> Records for the task:

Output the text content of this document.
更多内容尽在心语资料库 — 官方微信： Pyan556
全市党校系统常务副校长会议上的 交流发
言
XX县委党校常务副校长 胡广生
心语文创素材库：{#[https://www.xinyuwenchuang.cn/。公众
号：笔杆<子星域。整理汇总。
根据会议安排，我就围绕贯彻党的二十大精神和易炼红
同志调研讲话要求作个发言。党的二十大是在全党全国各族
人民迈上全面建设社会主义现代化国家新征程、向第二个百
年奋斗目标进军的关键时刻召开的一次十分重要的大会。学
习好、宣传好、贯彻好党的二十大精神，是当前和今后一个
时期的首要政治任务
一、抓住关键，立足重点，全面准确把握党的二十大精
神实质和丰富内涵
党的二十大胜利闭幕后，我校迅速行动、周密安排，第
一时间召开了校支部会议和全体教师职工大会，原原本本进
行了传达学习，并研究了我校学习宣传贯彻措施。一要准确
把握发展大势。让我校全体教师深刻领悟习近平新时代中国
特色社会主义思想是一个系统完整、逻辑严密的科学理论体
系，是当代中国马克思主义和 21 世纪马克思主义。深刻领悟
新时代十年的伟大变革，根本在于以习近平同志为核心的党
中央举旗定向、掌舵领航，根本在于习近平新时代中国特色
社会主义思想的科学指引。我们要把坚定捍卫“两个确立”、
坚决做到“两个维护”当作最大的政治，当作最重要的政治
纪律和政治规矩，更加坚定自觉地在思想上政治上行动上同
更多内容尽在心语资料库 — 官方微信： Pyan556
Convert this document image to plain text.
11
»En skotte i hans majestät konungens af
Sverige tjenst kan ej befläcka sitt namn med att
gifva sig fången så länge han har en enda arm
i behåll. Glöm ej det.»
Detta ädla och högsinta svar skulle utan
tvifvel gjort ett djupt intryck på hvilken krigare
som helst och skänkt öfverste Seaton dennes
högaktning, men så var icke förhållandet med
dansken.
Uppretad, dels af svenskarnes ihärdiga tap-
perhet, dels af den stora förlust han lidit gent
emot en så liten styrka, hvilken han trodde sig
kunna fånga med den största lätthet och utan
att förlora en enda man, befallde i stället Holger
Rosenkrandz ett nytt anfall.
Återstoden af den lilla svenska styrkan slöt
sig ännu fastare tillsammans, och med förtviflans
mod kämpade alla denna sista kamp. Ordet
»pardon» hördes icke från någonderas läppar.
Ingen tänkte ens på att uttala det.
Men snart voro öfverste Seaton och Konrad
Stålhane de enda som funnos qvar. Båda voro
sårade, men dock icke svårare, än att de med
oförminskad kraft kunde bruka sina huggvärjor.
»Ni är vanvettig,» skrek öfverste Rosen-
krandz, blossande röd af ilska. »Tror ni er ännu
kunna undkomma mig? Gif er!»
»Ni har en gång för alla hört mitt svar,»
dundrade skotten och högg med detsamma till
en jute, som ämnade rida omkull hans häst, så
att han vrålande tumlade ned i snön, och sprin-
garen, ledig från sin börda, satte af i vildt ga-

==

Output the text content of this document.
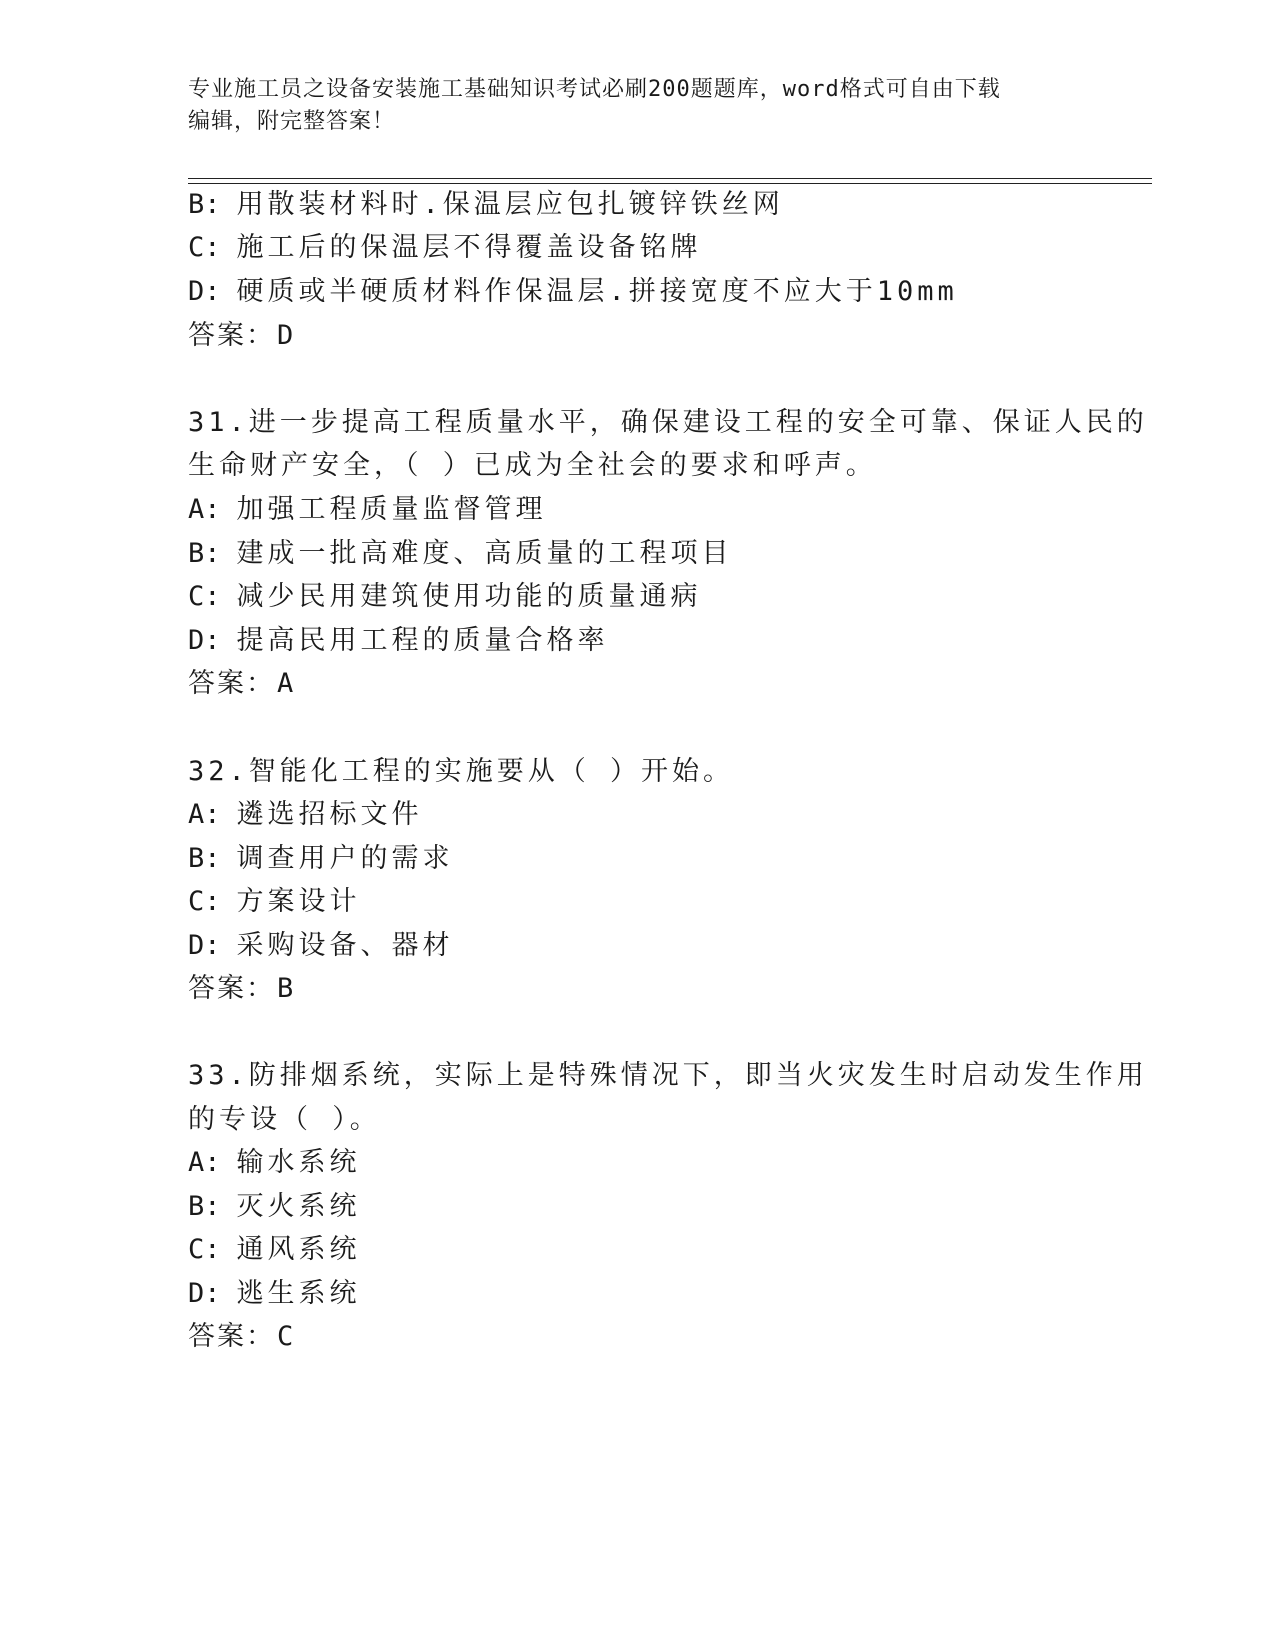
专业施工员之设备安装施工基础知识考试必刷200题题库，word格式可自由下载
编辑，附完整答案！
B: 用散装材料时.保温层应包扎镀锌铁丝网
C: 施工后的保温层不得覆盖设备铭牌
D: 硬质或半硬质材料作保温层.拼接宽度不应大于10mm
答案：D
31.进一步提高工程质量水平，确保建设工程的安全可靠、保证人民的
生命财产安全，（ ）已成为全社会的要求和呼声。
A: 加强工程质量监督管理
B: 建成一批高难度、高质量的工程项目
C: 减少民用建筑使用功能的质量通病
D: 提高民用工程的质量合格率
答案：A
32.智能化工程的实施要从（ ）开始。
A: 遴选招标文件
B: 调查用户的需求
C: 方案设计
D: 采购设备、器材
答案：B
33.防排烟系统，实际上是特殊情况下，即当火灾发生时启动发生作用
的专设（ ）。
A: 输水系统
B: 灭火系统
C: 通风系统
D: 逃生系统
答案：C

--

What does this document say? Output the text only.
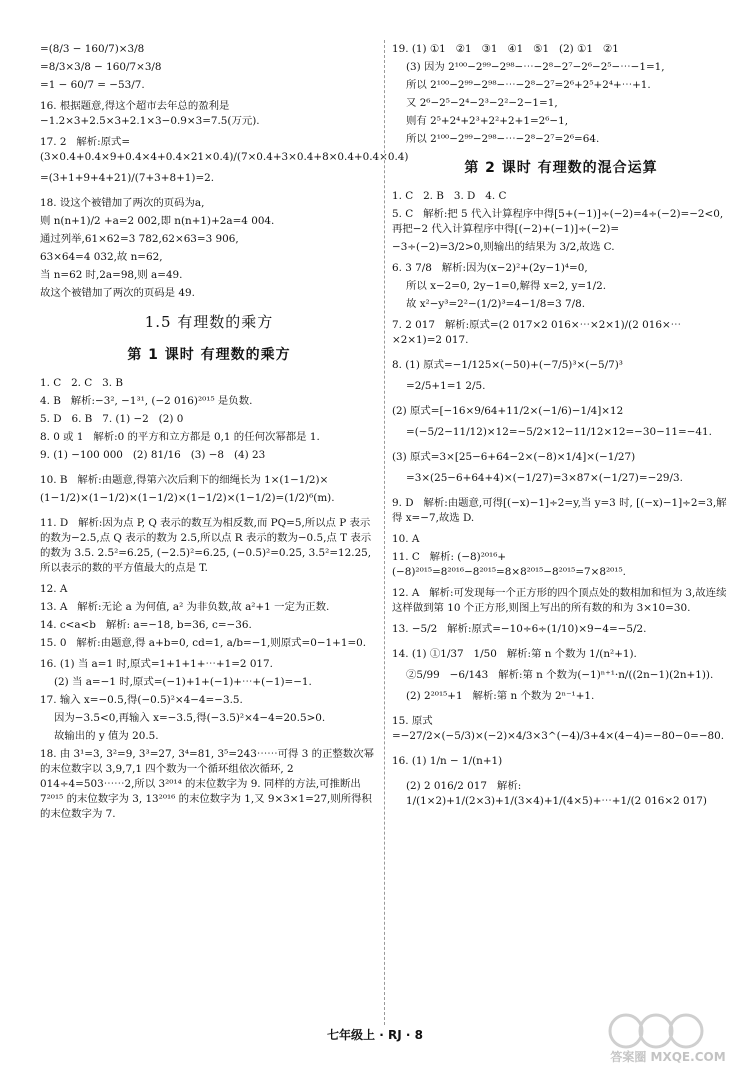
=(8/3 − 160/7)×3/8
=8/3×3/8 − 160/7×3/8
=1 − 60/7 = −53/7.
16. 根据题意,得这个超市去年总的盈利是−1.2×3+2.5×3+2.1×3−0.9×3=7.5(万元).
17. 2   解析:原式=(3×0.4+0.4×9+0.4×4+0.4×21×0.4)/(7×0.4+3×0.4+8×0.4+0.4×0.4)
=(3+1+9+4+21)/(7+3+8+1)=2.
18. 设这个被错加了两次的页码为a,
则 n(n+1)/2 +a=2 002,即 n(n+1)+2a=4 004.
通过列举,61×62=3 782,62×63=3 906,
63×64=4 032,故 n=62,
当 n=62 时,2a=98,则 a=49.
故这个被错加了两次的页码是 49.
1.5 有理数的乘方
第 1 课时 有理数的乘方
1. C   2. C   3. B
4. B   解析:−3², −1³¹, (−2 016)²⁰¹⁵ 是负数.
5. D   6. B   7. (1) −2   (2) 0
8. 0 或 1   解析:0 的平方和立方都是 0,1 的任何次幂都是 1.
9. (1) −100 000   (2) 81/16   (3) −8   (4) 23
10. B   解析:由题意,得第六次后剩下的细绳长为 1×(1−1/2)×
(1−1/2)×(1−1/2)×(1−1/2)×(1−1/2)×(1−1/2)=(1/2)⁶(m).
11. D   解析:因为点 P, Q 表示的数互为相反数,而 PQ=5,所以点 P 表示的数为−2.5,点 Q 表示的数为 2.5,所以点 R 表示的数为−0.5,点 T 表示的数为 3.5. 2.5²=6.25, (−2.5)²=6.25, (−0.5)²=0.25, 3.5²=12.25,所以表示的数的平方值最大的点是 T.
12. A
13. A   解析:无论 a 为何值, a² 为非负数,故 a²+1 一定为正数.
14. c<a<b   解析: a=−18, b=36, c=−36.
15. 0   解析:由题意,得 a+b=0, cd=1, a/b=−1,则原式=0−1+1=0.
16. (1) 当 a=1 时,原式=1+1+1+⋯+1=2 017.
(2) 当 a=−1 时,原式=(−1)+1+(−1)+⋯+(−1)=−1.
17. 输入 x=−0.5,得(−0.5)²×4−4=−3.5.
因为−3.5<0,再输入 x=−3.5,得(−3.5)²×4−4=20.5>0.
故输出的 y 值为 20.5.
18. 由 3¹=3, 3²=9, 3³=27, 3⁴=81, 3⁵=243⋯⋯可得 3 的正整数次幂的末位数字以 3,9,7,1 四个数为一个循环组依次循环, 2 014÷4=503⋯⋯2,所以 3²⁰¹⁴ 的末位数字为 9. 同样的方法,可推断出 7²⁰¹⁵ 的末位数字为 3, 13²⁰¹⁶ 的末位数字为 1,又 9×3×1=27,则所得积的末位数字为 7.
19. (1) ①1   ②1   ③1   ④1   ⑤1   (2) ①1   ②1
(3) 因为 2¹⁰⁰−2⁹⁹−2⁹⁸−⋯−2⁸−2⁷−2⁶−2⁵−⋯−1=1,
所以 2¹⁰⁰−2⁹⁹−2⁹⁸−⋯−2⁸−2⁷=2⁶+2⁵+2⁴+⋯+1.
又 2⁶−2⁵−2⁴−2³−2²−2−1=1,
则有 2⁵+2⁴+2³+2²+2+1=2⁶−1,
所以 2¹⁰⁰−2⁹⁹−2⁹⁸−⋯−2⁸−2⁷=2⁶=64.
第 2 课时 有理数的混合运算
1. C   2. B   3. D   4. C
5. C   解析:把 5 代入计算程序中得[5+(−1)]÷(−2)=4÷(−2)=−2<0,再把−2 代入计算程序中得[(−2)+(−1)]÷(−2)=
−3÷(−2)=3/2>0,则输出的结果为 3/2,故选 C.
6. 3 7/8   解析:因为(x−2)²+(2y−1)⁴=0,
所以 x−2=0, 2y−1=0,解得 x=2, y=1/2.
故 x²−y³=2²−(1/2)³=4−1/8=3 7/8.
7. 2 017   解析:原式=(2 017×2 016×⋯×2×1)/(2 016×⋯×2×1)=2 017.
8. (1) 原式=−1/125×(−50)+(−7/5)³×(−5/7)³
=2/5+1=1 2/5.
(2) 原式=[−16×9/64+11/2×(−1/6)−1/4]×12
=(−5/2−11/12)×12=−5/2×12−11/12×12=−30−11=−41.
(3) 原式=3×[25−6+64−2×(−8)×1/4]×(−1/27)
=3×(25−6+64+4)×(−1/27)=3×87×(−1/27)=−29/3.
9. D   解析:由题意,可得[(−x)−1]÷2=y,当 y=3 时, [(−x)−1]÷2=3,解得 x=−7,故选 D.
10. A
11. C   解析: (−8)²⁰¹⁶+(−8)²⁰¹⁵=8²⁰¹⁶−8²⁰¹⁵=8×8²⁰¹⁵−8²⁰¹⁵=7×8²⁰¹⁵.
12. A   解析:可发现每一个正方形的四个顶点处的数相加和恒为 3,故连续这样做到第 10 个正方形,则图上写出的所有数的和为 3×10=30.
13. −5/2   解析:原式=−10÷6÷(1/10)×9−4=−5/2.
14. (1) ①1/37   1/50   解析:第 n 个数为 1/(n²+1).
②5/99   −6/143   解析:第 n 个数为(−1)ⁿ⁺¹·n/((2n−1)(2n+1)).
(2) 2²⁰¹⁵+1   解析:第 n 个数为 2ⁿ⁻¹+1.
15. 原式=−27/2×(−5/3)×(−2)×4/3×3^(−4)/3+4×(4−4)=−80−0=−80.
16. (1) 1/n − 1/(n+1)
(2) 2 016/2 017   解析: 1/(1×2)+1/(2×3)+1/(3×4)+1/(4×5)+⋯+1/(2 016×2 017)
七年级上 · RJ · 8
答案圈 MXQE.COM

> Exercise details: Identify all lines where the word "från" shows up. Copy them.

> Response to the task:
»pardon» hördes icke från någonderas läppar.
garen, ledig från sin börda, satte af i vildt ga-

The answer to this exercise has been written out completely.